> [Written problem] Without the pictures, repeat the listing character for character.

::::

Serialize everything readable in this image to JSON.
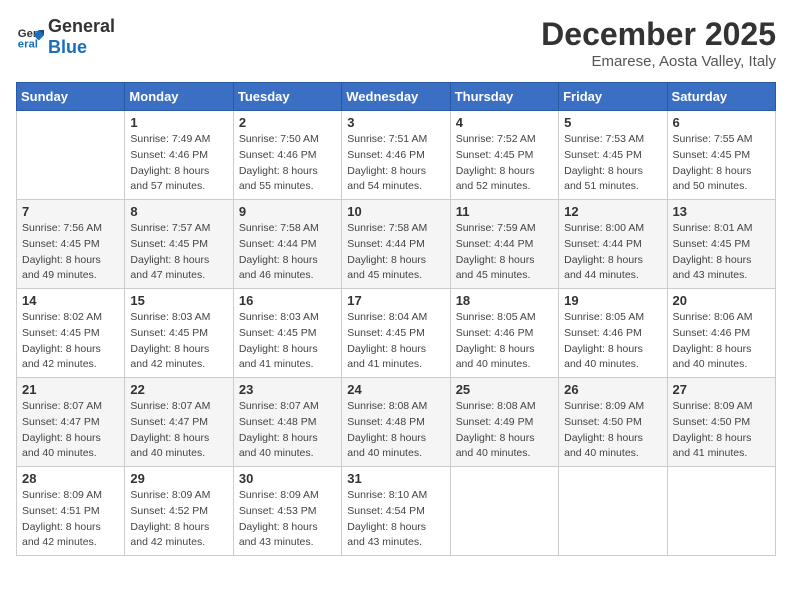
{
  "logo": {
    "general": "General",
    "blue": "Blue"
  },
  "title": {
    "month": "December 2025",
    "location": "Emarese, Aosta Valley, Italy"
  },
  "weekdays": [
    "Sunday",
    "Monday",
    "Tuesday",
    "Wednesday",
    "Thursday",
    "Friday",
    "Saturday"
  ],
  "weeks": [
    [
      {
        "day": "",
        "sunrise": "",
        "sunset": "",
        "daylight": ""
      },
      {
        "day": "1",
        "sunrise": "Sunrise: 7:49 AM",
        "sunset": "Sunset: 4:46 PM",
        "daylight": "Daylight: 8 hours and 57 minutes."
      },
      {
        "day": "2",
        "sunrise": "Sunrise: 7:50 AM",
        "sunset": "Sunset: 4:46 PM",
        "daylight": "Daylight: 8 hours and 55 minutes."
      },
      {
        "day": "3",
        "sunrise": "Sunrise: 7:51 AM",
        "sunset": "Sunset: 4:46 PM",
        "daylight": "Daylight: 8 hours and 54 minutes."
      },
      {
        "day": "4",
        "sunrise": "Sunrise: 7:52 AM",
        "sunset": "Sunset: 4:45 PM",
        "daylight": "Daylight: 8 hours and 52 minutes."
      },
      {
        "day": "5",
        "sunrise": "Sunrise: 7:53 AM",
        "sunset": "Sunset: 4:45 PM",
        "daylight": "Daylight: 8 hours and 51 minutes."
      },
      {
        "day": "6",
        "sunrise": "Sunrise: 7:55 AM",
        "sunset": "Sunset: 4:45 PM",
        "daylight": "Daylight: 8 hours and 50 minutes."
      }
    ],
    [
      {
        "day": "7",
        "sunrise": "Sunrise: 7:56 AM",
        "sunset": "Sunset: 4:45 PM",
        "daylight": "Daylight: 8 hours and 49 minutes."
      },
      {
        "day": "8",
        "sunrise": "Sunrise: 7:57 AM",
        "sunset": "Sunset: 4:45 PM",
        "daylight": "Daylight: 8 hours and 47 minutes."
      },
      {
        "day": "9",
        "sunrise": "Sunrise: 7:58 AM",
        "sunset": "Sunset: 4:44 PM",
        "daylight": "Daylight: 8 hours and 46 minutes."
      },
      {
        "day": "10",
        "sunrise": "Sunrise: 7:58 AM",
        "sunset": "Sunset: 4:44 PM",
        "daylight": "Daylight: 8 hours and 45 minutes."
      },
      {
        "day": "11",
        "sunrise": "Sunrise: 7:59 AM",
        "sunset": "Sunset: 4:44 PM",
        "daylight": "Daylight: 8 hours and 45 minutes."
      },
      {
        "day": "12",
        "sunrise": "Sunrise: 8:00 AM",
        "sunset": "Sunset: 4:44 PM",
        "daylight": "Daylight: 8 hours and 44 minutes."
      },
      {
        "day": "13",
        "sunrise": "Sunrise: 8:01 AM",
        "sunset": "Sunset: 4:45 PM",
        "daylight": "Daylight: 8 hours and 43 minutes."
      }
    ],
    [
      {
        "day": "14",
        "sunrise": "Sunrise: 8:02 AM",
        "sunset": "Sunset: 4:45 PM",
        "daylight": "Daylight: 8 hours and 42 minutes."
      },
      {
        "day": "15",
        "sunrise": "Sunrise: 8:03 AM",
        "sunset": "Sunset: 4:45 PM",
        "daylight": "Daylight: 8 hours and 42 minutes."
      },
      {
        "day": "16",
        "sunrise": "Sunrise: 8:03 AM",
        "sunset": "Sunset: 4:45 PM",
        "daylight": "Daylight: 8 hours and 41 minutes."
      },
      {
        "day": "17",
        "sunrise": "Sunrise: 8:04 AM",
        "sunset": "Sunset: 4:45 PM",
        "daylight": "Daylight: 8 hours and 41 minutes."
      },
      {
        "day": "18",
        "sunrise": "Sunrise: 8:05 AM",
        "sunset": "Sunset: 4:46 PM",
        "daylight": "Daylight: 8 hours and 40 minutes."
      },
      {
        "day": "19",
        "sunrise": "Sunrise: 8:05 AM",
        "sunset": "Sunset: 4:46 PM",
        "daylight": "Daylight: 8 hours and 40 minutes."
      },
      {
        "day": "20",
        "sunrise": "Sunrise: 8:06 AM",
        "sunset": "Sunset: 4:46 PM",
        "daylight": "Daylight: 8 hours and 40 minutes."
      }
    ],
    [
      {
        "day": "21",
        "sunrise": "Sunrise: 8:07 AM",
        "sunset": "Sunset: 4:47 PM",
        "daylight": "Daylight: 8 hours and 40 minutes."
      },
      {
        "day": "22",
        "sunrise": "Sunrise: 8:07 AM",
        "sunset": "Sunset: 4:47 PM",
        "daylight": "Daylight: 8 hours and 40 minutes."
      },
      {
        "day": "23",
        "sunrise": "Sunrise: 8:07 AM",
        "sunset": "Sunset: 4:48 PM",
        "daylight": "Daylight: 8 hours and 40 minutes."
      },
      {
        "day": "24",
        "sunrise": "Sunrise: 8:08 AM",
        "sunset": "Sunset: 4:48 PM",
        "daylight": "Daylight: 8 hours and 40 minutes."
      },
      {
        "day": "25",
        "sunrise": "Sunrise: 8:08 AM",
        "sunset": "Sunset: 4:49 PM",
        "daylight": "Daylight: 8 hours and 40 minutes."
      },
      {
        "day": "26",
        "sunrise": "Sunrise: 8:09 AM",
        "sunset": "Sunset: 4:50 PM",
        "daylight": "Daylight: 8 hours and 40 minutes."
      },
      {
        "day": "27",
        "sunrise": "Sunrise: 8:09 AM",
        "sunset": "Sunset: 4:50 PM",
        "daylight": "Daylight: 8 hours and 41 minutes."
      }
    ],
    [
      {
        "day": "28",
        "sunrise": "Sunrise: 8:09 AM",
        "sunset": "Sunset: 4:51 PM",
        "daylight": "Daylight: 8 hours and 42 minutes."
      },
      {
        "day": "29",
        "sunrise": "Sunrise: 8:09 AM",
        "sunset": "Sunset: 4:52 PM",
        "daylight": "Daylight: 8 hours and 42 minutes."
      },
      {
        "day": "30",
        "sunrise": "Sunrise: 8:09 AM",
        "sunset": "Sunset: 4:53 PM",
        "daylight": "Daylight: 8 hours and 43 minutes."
      },
      {
        "day": "31",
        "sunrise": "Sunrise: 8:10 AM",
        "sunset": "Sunset: 4:54 PM",
        "daylight": "Daylight: 8 hours and 43 minutes."
      },
      {
        "day": "",
        "sunrise": "",
        "sunset": "",
        "daylight": ""
      },
      {
        "day": "",
        "sunrise": "",
        "sunset": "",
        "daylight": ""
      },
      {
        "day": "",
        "sunrise": "",
        "sunset": "",
        "daylight": ""
      }
    ]
  ]
}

::::

> [Exercise solution]
Serialize everything readable in this image to JSON.
{
  "logo": {
    "general": "General",
    "blue": "Blue"
  },
  "title": {
    "month": "December 2025",
    "location": "Emarese, Aosta Valley, Italy"
  },
  "weekdays": [
    "Sunday",
    "Monday",
    "Tuesday",
    "Wednesday",
    "Thursday",
    "Friday",
    "Saturday"
  ],
  "weeks": [
    [
      {
        "day": "",
        "sunrise": "",
        "sunset": "",
        "daylight": ""
      },
      {
        "day": "1",
        "sunrise": "Sunrise: 7:49 AM",
        "sunset": "Sunset: 4:46 PM",
        "daylight": "Daylight: 8 hours and 57 minutes."
      },
      {
        "day": "2",
        "sunrise": "Sunrise: 7:50 AM",
        "sunset": "Sunset: 4:46 PM",
        "daylight": "Daylight: 8 hours and 55 minutes."
      },
      {
        "day": "3",
        "sunrise": "Sunrise: 7:51 AM",
        "sunset": "Sunset: 4:46 PM",
        "daylight": "Daylight: 8 hours and 54 minutes."
      },
      {
        "day": "4",
        "sunrise": "Sunrise: 7:52 AM",
        "sunset": "Sunset: 4:45 PM",
        "daylight": "Daylight: 8 hours and 52 minutes."
      },
      {
        "day": "5",
        "sunrise": "Sunrise: 7:53 AM",
        "sunset": "Sunset: 4:45 PM",
        "daylight": "Daylight: 8 hours and 51 minutes."
      },
      {
        "day": "6",
        "sunrise": "Sunrise: 7:55 AM",
        "sunset": "Sunset: 4:45 PM",
        "daylight": "Daylight: 8 hours and 50 minutes."
      }
    ],
    [
      {
        "day": "7",
        "sunrise": "Sunrise: 7:56 AM",
        "sunset": "Sunset: 4:45 PM",
        "daylight": "Daylight: 8 hours and 49 minutes."
      },
      {
        "day": "8",
        "sunrise": "Sunrise: 7:57 AM",
        "sunset": "Sunset: 4:45 PM",
        "daylight": "Daylight: 8 hours and 47 minutes."
      },
      {
        "day": "9",
        "sunrise": "Sunrise: 7:58 AM",
        "sunset": "Sunset: 4:44 PM",
        "daylight": "Daylight: 8 hours and 46 minutes."
      },
      {
        "day": "10",
        "sunrise": "Sunrise: 7:58 AM",
        "sunset": "Sunset: 4:44 PM",
        "daylight": "Daylight: 8 hours and 45 minutes."
      },
      {
        "day": "11",
        "sunrise": "Sunrise: 7:59 AM",
        "sunset": "Sunset: 4:44 PM",
        "daylight": "Daylight: 8 hours and 45 minutes."
      },
      {
        "day": "12",
        "sunrise": "Sunrise: 8:00 AM",
        "sunset": "Sunset: 4:44 PM",
        "daylight": "Daylight: 8 hours and 44 minutes."
      },
      {
        "day": "13",
        "sunrise": "Sunrise: 8:01 AM",
        "sunset": "Sunset: 4:45 PM",
        "daylight": "Daylight: 8 hours and 43 minutes."
      }
    ],
    [
      {
        "day": "14",
        "sunrise": "Sunrise: 8:02 AM",
        "sunset": "Sunset: 4:45 PM",
        "daylight": "Daylight: 8 hours and 42 minutes."
      },
      {
        "day": "15",
        "sunrise": "Sunrise: 8:03 AM",
        "sunset": "Sunset: 4:45 PM",
        "daylight": "Daylight: 8 hours and 42 minutes."
      },
      {
        "day": "16",
        "sunrise": "Sunrise: 8:03 AM",
        "sunset": "Sunset: 4:45 PM",
        "daylight": "Daylight: 8 hours and 41 minutes."
      },
      {
        "day": "17",
        "sunrise": "Sunrise: 8:04 AM",
        "sunset": "Sunset: 4:45 PM",
        "daylight": "Daylight: 8 hours and 41 minutes."
      },
      {
        "day": "18",
        "sunrise": "Sunrise: 8:05 AM",
        "sunset": "Sunset: 4:46 PM",
        "daylight": "Daylight: 8 hours and 40 minutes."
      },
      {
        "day": "19",
        "sunrise": "Sunrise: 8:05 AM",
        "sunset": "Sunset: 4:46 PM",
        "daylight": "Daylight: 8 hours and 40 minutes."
      },
      {
        "day": "20",
        "sunrise": "Sunrise: 8:06 AM",
        "sunset": "Sunset: 4:46 PM",
        "daylight": "Daylight: 8 hours and 40 minutes."
      }
    ],
    [
      {
        "day": "21",
        "sunrise": "Sunrise: 8:07 AM",
        "sunset": "Sunset: 4:47 PM",
        "daylight": "Daylight: 8 hours and 40 minutes."
      },
      {
        "day": "22",
        "sunrise": "Sunrise: 8:07 AM",
        "sunset": "Sunset: 4:47 PM",
        "daylight": "Daylight: 8 hours and 40 minutes."
      },
      {
        "day": "23",
        "sunrise": "Sunrise: 8:07 AM",
        "sunset": "Sunset: 4:48 PM",
        "daylight": "Daylight: 8 hours and 40 minutes."
      },
      {
        "day": "24",
        "sunrise": "Sunrise: 8:08 AM",
        "sunset": "Sunset: 4:48 PM",
        "daylight": "Daylight: 8 hours and 40 minutes."
      },
      {
        "day": "25",
        "sunrise": "Sunrise: 8:08 AM",
        "sunset": "Sunset: 4:49 PM",
        "daylight": "Daylight: 8 hours and 40 minutes."
      },
      {
        "day": "26",
        "sunrise": "Sunrise: 8:09 AM",
        "sunset": "Sunset: 4:50 PM",
        "daylight": "Daylight: 8 hours and 40 minutes."
      },
      {
        "day": "27",
        "sunrise": "Sunrise: 8:09 AM",
        "sunset": "Sunset: 4:50 PM",
        "daylight": "Daylight: 8 hours and 41 minutes."
      }
    ],
    [
      {
        "day": "28",
        "sunrise": "Sunrise: 8:09 AM",
        "sunset": "Sunset: 4:51 PM",
        "daylight": "Daylight: 8 hours and 42 minutes."
      },
      {
        "day": "29",
        "sunrise": "Sunrise: 8:09 AM",
        "sunset": "Sunset: 4:52 PM",
        "daylight": "Daylight: 8 hours and 42 minutes."
      },
      {
        "day": "30",
        "sunrise": "Sunrise: 8:09 AM",
        "sunset": "Sunset: 4:53 PM",
        "daylight": "Daylight: 8 hours and 43 minutes."
      },
      {
        "day": "31",
        "sunrise": "Sunrise: 8:10 AM",
        "sunset": "Sunset: 4:54 PM",
        "daylight": "Daylight: 8 hours and 43 minutes."
      },
      {
        "day": "",
        "sunrise": "",
        "sunset": "",
        "daylight": ""
      },
      {
        "day": "",
        "sunrise": "",
        "sunset": "",
        "daylight": ""
      },
      {
        "day": "",
        "sunrise": "",
        "sunset": "",
        "daylight": ""
      }
    ]
  ]
}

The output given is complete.